## Request
Write out, precisely and in full, each line of the material.

◇ ◇ ◇ ◇ ◇ ◇ ◇

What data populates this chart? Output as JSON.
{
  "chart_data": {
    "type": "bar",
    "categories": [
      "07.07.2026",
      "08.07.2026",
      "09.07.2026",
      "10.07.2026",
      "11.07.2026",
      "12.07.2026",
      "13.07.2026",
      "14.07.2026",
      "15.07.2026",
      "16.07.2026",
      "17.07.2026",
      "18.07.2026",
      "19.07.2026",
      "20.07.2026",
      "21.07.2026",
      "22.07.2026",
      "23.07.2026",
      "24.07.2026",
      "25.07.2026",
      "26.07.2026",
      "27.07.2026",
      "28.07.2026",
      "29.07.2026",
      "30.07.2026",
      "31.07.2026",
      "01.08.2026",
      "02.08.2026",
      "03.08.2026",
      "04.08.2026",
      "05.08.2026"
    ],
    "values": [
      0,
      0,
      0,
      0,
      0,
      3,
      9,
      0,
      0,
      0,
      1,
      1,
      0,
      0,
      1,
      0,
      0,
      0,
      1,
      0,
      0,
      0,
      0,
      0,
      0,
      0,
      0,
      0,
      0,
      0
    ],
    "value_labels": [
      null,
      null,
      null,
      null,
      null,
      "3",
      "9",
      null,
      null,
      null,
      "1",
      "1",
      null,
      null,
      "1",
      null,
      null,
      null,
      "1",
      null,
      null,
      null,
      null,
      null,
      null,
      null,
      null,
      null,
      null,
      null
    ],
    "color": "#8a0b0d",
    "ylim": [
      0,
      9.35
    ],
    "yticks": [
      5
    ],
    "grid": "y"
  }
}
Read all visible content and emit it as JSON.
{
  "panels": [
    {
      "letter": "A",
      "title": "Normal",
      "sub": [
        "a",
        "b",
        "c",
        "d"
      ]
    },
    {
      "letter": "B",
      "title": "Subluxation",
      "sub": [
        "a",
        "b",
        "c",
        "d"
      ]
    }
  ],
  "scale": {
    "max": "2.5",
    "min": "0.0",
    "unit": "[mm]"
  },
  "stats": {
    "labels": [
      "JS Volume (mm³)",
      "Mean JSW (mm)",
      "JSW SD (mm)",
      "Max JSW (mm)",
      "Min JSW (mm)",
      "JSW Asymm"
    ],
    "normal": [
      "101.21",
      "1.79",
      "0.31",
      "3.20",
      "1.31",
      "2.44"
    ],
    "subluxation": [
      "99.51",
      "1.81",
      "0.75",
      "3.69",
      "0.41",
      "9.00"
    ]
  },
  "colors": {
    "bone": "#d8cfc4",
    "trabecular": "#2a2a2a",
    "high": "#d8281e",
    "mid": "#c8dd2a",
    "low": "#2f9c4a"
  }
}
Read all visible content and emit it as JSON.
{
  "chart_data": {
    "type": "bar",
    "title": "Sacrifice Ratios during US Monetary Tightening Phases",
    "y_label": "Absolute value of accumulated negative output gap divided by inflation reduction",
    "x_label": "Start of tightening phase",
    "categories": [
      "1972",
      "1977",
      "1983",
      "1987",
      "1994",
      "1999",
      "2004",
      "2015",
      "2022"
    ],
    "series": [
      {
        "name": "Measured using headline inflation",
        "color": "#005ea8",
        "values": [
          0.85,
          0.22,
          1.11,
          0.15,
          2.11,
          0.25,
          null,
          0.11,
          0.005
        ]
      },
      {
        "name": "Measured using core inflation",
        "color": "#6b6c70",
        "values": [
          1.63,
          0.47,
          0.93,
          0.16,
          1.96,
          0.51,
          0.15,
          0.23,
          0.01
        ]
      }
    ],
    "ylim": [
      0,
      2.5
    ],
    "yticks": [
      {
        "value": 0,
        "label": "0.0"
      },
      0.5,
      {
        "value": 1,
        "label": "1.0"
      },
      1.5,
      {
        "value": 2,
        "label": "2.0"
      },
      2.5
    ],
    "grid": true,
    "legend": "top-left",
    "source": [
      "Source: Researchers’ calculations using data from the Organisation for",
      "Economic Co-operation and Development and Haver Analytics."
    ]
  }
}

◇ ◇ ◇ ◇ ◇ ◇ ◇

## Result of this exercise
What data populates this chart? Output as JSON.
{
  "chart_data": {
    "type": "bar",
    "categories": [
      "07.07.2026",
      "08.07.2026",
      "09.07.2026",
      "10.07.2026",
      "11.07.2026",
      "12.07.2026",
      "13.07.2026",
      "14.07.2026",
      "15.07.2026",
      "16.07.2026",
      "17.07.2026",
      "18.07.2026",
      "19.07.2026",
      "20.07.2026",
      "21.07.2026",
      "22.07.2026",
      "23.07.2026",
      "24.07.2026",
      "25.07.2026",
      "26.07.2026",
      "27.07.2026",
      "28.07.2026",
      "29.07.2026",
      "30.07.2026",
      "31.07.2026",
      "01.08.2026",
      "02.08.2026",
      "03.08.2026",
      "04.08.2026",
      "05.08.2026"
    ],
    "values": [
      0,
      0,
      0,
      0,
      0,
      3,
      9,
      0,
      0,
      0,
      1,
      1,
      0,
      0,
      1,
      0,
      0,
      0,
      1,
      0,
      0,
      0,
      0,
      0,
      0,
      0,
      0,
      0,
      0,
      0
    ],
    "value_labels": [
      null,
      null,
      null,
      null,
      null,
      "3",
      "9",
      null,
      null,
      null,
      "1",
      "1",
      null,
      null,
      "1",
      null,
      null,
      null,
      "1",
      null,
      null,
      null,
      null,
      null,
      null,
      null,
      null,
      null,
      null,
      null
    ],
    "color": "#8a0b0d",
    "ylim": [
      0,
      9.35
    ],
    "yticks": [
      5
    ],
    "grid": "y"
  }
}
Read all visible content and emit it as JSON.
{
  "panels": [
    {
      "letter": "A",
      "title": "Normal",
      "sub": [
        "a",
        "b",
        "c",
        "d"
      ]
    },
    {
      "letter": "B",
      "title": "Subluxation",
      "sub": [
        "a",
        "b",
        "c",
        "d"
      ]
    }
  ],
  "scale": {
    "max": "2.5",
    "min": "0.0",
    "unit": "[mm]"
  },
  "stats": {
    "labels": [
      "JS Volume (mm³)",
      "Mean JSW (mm)",
      "JSW SD (mm)",
      "Max JSW (mm)",
      "Min JSW (mm)",
      "JSW Asymm"
    ],
    "normal": [
      "101.21",
      "1.79",
      "0.31",
      "3.20",
      "1.31",
      "2.44"
    ],
    "subluxation": [
      "99.51",
      "1.81",
      "0.75",
      "3.69",
      "0.41",
      "9.00"
    ]
  },
  "colors": {
    "bone": "#d8cfc4",
    "trabecular": "#2a2a2a",
    "high": "#d8281e",
    "mid": "#c8dd2a",
    "low": "#2f9c4a"
  }
}
Read all visible content and emit it as JSON.
{
  "chart_data": {
    "type": "bar",
    "title": "Sacrifice Ratios during US Monetary Tightening Phases",
    "y_label": "Absolute value of accumulated negative output gap divided by inflation reduction",
    "x_label": "Start of tightening phase",
    "categories": [
      "1972",
      "1977",
      "1983",
      "1987",
      "1994",
      "1999",
      "2004",
      "2015",
      "2022"
    ],
    "series": [
      {
        "name": "Measured using headline inflation",
        "color": "#005ea8",
        "values": [
          0.85,
          0.22,
          1.11,
          0.15,
          2.11,
          0.25,
          null,
          0.11,
          0.005
        ]
      },
      {
        "name": "Measured using core inflation",
        "color": "#6b6c70",
        "values": [
          1.63,
          0.47,
          0.93,
          0.16,
          1.96,
          0.51,
          0.15,
          0.23,
          0.01
        ]
      }
    ],
    "ylim": [
      0,
      2.5
    ],
    "yticks": [
      {
        "value": 0,
        "label": "0.0"
      },
      0.5,
      {
        "value": 1,
        "label": "1.0"
      },
      1.5,
      {
        "value": 2,
        "label": "2.0"
      },
      2.5
    ],
    "grid": true,
    "legend": "top-left",
    "source": [
      "Source: Researchers’ calculations using data from the Organisation for",
      "Economic Co-operation and Development and Haver Analytics."
    ]
  }
}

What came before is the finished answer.